Problem description | Count every line of these entries that holds the word "George", and reply with the number only.

Supplied information |

============

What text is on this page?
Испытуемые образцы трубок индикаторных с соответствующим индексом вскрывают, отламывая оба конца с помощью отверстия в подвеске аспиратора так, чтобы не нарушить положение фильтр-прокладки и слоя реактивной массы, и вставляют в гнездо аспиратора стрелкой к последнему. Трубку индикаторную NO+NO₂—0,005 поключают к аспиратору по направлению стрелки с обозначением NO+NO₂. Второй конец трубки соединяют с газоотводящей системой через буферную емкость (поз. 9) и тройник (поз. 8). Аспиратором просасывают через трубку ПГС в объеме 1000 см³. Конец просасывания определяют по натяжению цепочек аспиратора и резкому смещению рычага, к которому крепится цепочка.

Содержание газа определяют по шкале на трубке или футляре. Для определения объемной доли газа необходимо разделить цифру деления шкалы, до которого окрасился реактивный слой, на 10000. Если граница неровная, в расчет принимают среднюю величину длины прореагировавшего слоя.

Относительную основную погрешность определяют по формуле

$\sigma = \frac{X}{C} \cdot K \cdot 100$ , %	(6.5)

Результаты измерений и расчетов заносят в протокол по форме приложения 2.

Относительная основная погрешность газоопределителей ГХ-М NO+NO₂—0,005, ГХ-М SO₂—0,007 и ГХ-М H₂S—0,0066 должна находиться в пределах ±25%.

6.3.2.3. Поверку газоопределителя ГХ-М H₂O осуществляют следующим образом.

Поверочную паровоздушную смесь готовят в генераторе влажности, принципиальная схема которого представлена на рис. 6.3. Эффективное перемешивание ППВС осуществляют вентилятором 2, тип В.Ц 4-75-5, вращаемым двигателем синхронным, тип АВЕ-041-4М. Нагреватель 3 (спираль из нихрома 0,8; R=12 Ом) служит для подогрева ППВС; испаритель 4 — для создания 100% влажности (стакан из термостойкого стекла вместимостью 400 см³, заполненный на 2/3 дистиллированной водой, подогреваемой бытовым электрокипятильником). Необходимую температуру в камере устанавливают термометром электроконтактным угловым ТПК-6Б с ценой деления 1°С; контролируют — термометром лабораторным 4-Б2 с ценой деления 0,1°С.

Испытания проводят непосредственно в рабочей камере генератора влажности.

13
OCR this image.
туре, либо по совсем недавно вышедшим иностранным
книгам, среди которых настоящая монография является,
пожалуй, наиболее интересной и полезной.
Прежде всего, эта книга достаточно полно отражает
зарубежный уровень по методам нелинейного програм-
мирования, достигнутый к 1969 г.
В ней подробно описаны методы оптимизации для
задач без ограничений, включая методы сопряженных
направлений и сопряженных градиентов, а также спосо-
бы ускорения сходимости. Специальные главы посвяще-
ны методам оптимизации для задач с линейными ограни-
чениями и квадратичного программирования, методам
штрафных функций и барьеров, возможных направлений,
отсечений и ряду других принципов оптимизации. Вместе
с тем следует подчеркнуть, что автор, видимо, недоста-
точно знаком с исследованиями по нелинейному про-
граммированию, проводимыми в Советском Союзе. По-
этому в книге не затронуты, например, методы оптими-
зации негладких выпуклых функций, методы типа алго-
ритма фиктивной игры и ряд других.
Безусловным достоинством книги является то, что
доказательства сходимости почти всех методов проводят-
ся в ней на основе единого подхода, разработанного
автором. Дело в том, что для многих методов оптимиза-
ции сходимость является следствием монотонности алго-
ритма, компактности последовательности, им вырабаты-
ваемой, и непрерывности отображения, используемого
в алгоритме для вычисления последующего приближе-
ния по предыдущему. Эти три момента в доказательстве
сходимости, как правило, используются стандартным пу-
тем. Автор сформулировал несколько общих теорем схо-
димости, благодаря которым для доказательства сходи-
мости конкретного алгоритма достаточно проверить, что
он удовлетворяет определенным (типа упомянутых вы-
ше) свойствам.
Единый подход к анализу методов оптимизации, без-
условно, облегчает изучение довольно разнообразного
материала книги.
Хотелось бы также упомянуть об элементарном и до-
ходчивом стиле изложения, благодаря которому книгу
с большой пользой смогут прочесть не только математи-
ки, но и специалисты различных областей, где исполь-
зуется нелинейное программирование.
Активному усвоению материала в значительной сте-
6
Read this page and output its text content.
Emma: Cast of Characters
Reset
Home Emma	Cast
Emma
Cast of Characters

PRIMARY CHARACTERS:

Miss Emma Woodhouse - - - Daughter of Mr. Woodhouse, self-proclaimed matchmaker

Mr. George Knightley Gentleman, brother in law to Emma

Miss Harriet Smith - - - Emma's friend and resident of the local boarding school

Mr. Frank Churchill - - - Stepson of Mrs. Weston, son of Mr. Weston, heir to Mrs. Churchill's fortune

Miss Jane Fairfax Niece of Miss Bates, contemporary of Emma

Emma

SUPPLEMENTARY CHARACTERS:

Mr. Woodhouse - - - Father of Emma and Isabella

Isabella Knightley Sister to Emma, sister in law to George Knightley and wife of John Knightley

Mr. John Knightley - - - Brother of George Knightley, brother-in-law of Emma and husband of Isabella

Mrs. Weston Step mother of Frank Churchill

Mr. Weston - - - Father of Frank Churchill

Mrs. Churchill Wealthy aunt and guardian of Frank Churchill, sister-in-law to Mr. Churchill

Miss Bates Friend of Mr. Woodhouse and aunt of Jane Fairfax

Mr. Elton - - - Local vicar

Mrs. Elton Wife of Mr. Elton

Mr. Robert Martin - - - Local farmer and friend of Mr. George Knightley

============

Complete response | 4